▶ **The exercise**: Find every line with the word "России". Copy those lines.

▶ **Material supplied**:
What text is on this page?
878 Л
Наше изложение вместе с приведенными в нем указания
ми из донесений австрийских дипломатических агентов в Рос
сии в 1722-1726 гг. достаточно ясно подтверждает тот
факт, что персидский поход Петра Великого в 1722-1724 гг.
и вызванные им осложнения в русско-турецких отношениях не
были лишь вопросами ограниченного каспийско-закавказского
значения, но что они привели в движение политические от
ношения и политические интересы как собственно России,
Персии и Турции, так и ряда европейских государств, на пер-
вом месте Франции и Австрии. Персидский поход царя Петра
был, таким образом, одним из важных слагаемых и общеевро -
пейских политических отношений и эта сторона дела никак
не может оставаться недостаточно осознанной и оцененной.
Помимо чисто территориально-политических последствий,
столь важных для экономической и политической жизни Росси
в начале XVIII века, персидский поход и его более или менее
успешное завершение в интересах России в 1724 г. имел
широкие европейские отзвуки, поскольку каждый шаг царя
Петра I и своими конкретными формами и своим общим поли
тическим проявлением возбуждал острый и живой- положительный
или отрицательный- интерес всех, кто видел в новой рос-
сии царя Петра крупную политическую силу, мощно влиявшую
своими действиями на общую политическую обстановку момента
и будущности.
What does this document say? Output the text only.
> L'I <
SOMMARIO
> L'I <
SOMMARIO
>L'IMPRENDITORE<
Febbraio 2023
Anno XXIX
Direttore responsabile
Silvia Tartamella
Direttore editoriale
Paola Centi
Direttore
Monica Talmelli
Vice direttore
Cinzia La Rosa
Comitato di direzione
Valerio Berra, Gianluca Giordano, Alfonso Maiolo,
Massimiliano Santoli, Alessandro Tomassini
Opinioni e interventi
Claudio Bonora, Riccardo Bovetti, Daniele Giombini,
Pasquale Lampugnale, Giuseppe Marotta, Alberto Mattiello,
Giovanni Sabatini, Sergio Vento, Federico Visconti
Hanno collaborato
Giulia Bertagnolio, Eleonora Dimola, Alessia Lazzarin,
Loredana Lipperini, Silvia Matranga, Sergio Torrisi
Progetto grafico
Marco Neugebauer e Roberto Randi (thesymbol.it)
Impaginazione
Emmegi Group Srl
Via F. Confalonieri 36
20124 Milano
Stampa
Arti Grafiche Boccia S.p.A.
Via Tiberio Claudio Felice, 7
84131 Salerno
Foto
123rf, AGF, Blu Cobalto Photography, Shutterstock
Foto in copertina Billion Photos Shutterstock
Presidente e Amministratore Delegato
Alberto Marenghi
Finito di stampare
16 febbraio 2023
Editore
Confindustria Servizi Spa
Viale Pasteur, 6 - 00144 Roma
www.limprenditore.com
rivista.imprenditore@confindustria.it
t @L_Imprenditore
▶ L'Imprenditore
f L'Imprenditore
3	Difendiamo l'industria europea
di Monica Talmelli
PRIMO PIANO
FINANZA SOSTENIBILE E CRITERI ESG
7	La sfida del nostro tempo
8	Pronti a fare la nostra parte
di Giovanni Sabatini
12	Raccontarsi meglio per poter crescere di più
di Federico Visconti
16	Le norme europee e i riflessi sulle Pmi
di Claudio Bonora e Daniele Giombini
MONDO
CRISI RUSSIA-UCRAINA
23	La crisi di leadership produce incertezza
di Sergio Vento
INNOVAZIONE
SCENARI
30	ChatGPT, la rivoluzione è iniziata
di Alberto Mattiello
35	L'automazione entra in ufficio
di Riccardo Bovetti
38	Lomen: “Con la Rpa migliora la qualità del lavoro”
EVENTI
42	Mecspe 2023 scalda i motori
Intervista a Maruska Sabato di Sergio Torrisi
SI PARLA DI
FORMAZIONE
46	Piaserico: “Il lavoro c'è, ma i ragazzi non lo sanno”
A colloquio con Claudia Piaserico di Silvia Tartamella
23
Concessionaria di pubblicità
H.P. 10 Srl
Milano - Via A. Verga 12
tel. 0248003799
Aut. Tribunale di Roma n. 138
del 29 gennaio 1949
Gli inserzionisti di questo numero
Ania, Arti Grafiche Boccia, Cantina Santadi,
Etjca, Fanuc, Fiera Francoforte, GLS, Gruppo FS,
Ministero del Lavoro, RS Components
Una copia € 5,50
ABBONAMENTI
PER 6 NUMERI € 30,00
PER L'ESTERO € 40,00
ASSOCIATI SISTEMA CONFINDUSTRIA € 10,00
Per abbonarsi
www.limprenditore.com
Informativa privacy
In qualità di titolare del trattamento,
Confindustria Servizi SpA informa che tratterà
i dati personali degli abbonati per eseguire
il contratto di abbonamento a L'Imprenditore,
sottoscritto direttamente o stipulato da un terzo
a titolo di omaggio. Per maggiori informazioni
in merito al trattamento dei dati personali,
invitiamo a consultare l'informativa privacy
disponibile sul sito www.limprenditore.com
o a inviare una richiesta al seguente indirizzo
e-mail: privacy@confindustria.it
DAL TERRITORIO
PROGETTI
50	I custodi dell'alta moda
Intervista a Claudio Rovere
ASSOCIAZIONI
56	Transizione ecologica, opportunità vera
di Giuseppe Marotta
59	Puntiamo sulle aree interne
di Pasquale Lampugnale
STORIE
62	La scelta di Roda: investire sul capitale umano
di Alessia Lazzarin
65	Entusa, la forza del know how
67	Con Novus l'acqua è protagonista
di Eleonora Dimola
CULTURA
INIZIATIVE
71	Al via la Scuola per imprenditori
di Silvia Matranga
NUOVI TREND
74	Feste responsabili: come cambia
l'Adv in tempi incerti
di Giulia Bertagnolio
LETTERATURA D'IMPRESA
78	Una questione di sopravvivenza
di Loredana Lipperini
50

▶ **Solution**:
ношения и политические интересы как собственно России,
успешное завершение в интересах России в 1724 г. имел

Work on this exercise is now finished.